* Begin Dataset excerpts *

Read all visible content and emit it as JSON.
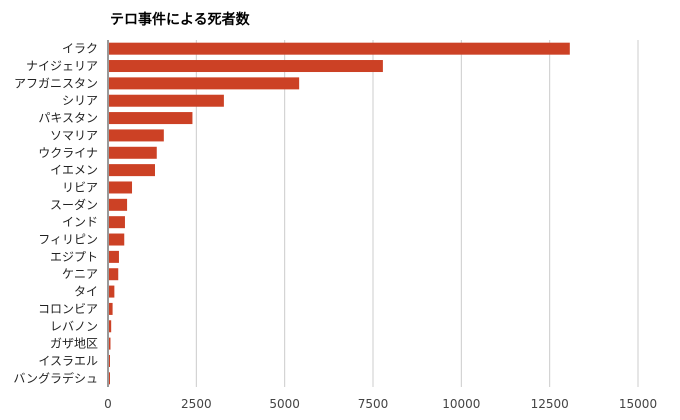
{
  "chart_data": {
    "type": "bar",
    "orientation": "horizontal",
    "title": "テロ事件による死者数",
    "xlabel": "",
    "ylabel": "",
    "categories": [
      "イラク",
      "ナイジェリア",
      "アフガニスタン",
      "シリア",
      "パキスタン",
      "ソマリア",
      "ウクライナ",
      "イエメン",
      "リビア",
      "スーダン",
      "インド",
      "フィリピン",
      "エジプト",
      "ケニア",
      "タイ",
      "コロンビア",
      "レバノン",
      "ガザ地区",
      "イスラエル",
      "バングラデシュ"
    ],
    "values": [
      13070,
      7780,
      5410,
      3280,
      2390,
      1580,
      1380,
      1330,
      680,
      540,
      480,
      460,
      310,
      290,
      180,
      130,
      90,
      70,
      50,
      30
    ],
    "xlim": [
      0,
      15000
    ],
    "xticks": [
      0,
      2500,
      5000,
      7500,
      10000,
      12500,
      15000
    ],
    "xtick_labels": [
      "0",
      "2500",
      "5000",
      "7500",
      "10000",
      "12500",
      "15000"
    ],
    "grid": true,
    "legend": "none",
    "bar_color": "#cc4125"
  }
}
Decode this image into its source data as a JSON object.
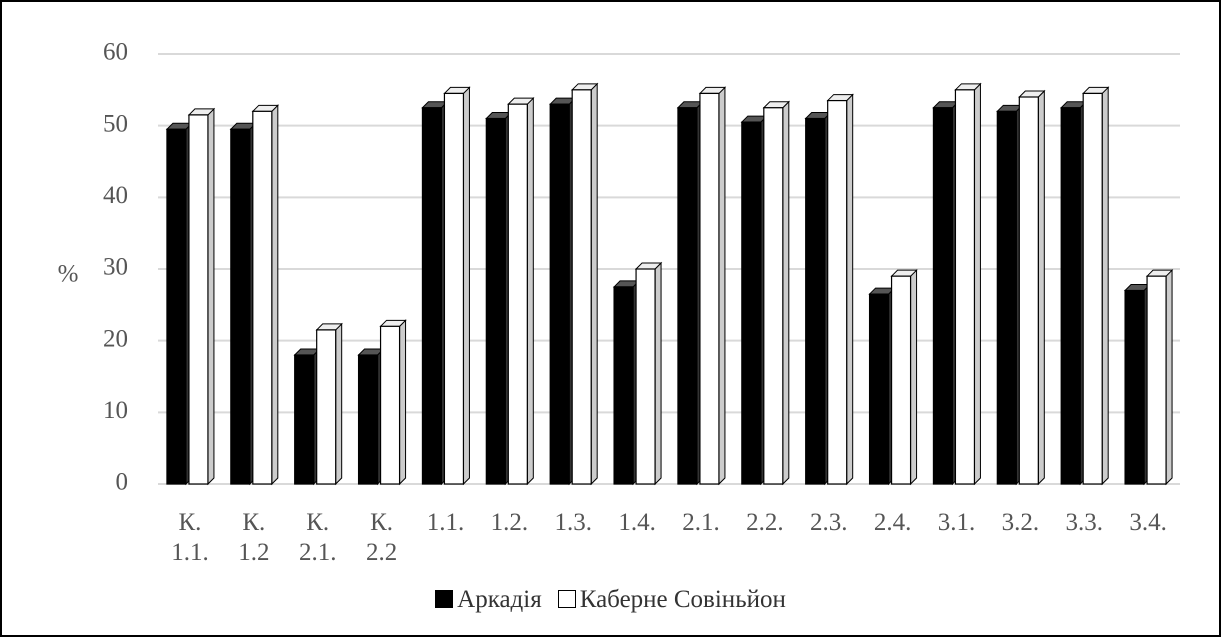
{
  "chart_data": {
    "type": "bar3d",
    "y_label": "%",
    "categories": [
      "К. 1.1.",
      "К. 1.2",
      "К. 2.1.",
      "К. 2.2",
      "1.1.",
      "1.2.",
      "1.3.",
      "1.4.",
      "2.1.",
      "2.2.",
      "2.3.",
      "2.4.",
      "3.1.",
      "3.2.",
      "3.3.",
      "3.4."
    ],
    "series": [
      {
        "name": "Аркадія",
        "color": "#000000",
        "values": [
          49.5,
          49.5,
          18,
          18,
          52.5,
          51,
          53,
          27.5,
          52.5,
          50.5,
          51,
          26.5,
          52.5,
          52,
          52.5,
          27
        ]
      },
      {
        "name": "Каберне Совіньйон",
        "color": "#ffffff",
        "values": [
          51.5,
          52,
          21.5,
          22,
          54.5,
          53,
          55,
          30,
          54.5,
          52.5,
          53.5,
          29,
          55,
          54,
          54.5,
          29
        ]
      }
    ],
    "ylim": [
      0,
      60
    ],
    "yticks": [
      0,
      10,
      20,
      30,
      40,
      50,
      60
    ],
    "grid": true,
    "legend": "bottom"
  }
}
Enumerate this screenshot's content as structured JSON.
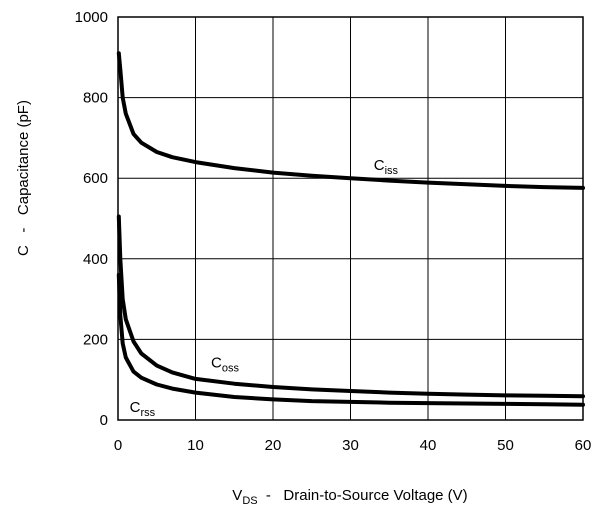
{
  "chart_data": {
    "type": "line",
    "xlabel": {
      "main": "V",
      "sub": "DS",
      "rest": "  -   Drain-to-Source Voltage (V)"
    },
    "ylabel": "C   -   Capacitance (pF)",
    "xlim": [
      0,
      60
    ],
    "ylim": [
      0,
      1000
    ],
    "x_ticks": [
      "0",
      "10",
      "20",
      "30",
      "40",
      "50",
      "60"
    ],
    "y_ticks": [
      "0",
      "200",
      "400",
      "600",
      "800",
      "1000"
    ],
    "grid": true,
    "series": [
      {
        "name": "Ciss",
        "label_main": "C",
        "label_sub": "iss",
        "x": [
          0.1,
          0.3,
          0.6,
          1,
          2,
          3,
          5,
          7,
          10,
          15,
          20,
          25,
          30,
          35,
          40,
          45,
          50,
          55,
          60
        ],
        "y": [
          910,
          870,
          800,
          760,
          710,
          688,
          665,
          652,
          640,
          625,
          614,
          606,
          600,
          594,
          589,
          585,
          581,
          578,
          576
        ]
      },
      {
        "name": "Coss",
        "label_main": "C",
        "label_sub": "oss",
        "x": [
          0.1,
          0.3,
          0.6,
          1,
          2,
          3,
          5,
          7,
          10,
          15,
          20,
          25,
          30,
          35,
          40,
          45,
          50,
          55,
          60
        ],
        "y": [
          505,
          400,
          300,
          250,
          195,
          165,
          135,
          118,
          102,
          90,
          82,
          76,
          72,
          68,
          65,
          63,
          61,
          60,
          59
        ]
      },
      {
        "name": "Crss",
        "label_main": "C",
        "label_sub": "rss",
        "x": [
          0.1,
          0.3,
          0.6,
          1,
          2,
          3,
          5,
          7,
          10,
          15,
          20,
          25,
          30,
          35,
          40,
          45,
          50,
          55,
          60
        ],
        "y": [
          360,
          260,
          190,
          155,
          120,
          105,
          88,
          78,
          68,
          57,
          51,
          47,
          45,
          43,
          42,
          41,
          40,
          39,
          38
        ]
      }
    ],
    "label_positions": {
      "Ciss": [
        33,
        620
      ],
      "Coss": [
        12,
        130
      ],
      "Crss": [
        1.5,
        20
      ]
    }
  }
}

* End Dataset excerpts *

> **Work required**
Repeat each entry exactly as given; no pictures belong in the copy.

> **Answer for this exercise**
Read all visible content and emit it as JSON.
{
  "chart_data": {
    "type": "bar",
    "orientation": "horizontal",
    "title": "テロ事件による死者数",
    "xlabel": "",
    "ylabel": "",
    "categories": [
      "イラク",
      "ナイジェリア",
      "アフガニスタン",
      "シリア",
      "パキスタン",
      "ソマリア",
      "ウクライナ",
      "イエメン",
      "リビア",
      "スーダン",
      "インド",
      "フィリピン",
      "エジプト",
      "ケニア",
      "タイ",
      "コロンビア",
      "レバノン",
      "ガザ地区",
      "イスラエル",
      "バングラデシュ"
    ],
    "values": [
      13070,
      7780,
      5410,
      3280,
      2390,
      1580,
      1380,
      1330,
      680,
      540,
      480,
      460,
      310,
      290,
      180,
      130,
      90,
      70,
      50,
      30
    ],
    "xlim": [
      0,
      15000
    ],
    "xticks": [
      0,
      2500,
      5000,
      7500,
      10000,
      12500,
      15000
    ],
    "xtick_labels": [
      "0",
      "2500",
      "5000",
      "7500",
      "10000",
      "12500",
      "15000"
    ],
    "grid": true,
    "legend": "none",
    "bar_color": "#cc4125"
  }
}
Decode this image into its source data as a JSON object.
{
  "chart_data": {
    "type": "bar3d",
    "y_label": "%",
    "categories": [
      "К. 1.1.",
      "К. 1.2",
      "К. 2.1.",
      "К. 2.2",
      "1.1.",
      "1.2.",
      "1.3.",
      "1.4.",
      "2.1.",
      "2.2.",
      "2.3.",
      "2.4.",
      "3.1.",
      "3.2.",
      "3.3.",
      "3.4."
    ],
    "series": [
      {
        "name": "Аркадія",
        "color": "#000000",
        "values": [
          49.5,
          49.5,
          18,
          18,
          52.5,
          51,
          53,
          27.5,
          52.5,
          50.5,
          51,
          26.5,
          52.5,
          52,
          52.5,
          27
        ]
      },
      {
        "name": "Каберне Совіньйон",
        "color": "#ffffff",
        "values": [
          51.5,
          52,
          21.5,
          22,
          54.5,
          53,
          55,
          30,
          54.5,
          52.5,
          53.5,
          29,
          55,
          54,
          54.5,
          29
        ]
      }
    ],
    "ylim": [
      0,
      60
    ],
    "yticks": [
      0,
      10,
      20,
      30,
      40,
      50,
      60
    ],
    "grid": true,
    "legend": "bottom"
  }
}
Enumerate this screenshot's content as structured JSON.
{
  "chart_data": {
    "type": "line",
    "xlabel": {
      "main": "V",
      "sub": "DS",
      "rest": "  -   Drain-to-Source Voltage (V)"
    },
    "ylabel": "C   -   Capacitance (pF)",
    "xlim": [
      0,
      60
    ],
    "ylim": [
      0,
      1000
    ],
    "x_ticks": [
      "0",
      "10",
      "20",
      "30",
      "40",
      "50",
      "60"
    ],
    "y_ticks": [
      "0",
      "200",
      "400",
      "600",
      "800",
      "1000"
    ],
    "grid": true,
    "series": [
      {
        "name": "Ciss",
        "label_main": "C",
        "label_sub": "iss",
        "x": [
          0.1,
          0.3,
          0.6,
          1,
          2,
          3,
          5,
          7,
          10,
          15,
          20,
          25,
          30,
          35,
          40,
          45,
          50,
          55,
          60
        ],
        "y": [
          910,
          870,
          800,
          760,
          710,
          688,
          665,
          652,
          640,
          625,
          614,
          606,
          600,
          594,
          589,
          585,
          581,
          578,
          576
        ]
      },
      {
        "name": "Coss",
        "label_main": "C",
        "label_sub": "oss",
        "x": [
          0.1,
          0.3,
          0.6,
          1,
          2,
          3,
          5,
          7,
          10,
          15,
          20,
          25,
          30,
          35,
          40,
          45,
          50,
          55,
          60
        ],
        "y": [
          505,
          400,
          300,
          250,
          195,
          165,
          135,
          118,
          102,
          90,
          82,
          76,
          72,
          68,
          65,
          63,
          61,
          60,
          59
        ]
      },
      {
        "name": "Crss",
        "label_main": "C",
        "label_sub": "rss",
        "x": [
          0.1,
          0.3,
          0.6,
          1,
          2,
          3,
          5,
          7,
          10,
          15,
          20,
          25,
          30,
          35,
          40,
          45,
          50,
          55,
          60
        ],
        "y": [
          360,
          260,
          190,
          155,
          120,
          105,
          88,
          78,
          68,
          57,
          51,
          47,
          45,
          43,
          42,
          41,
          40,
          39,
          38
        ]
      }
    ],
    "label_positions": {
      "Ciss": [
        33,
        620
      ],
      "Coss": [
        12,
        130
      ],
      "Crss": [
        1.5,
        20
      ]
    }
  }
}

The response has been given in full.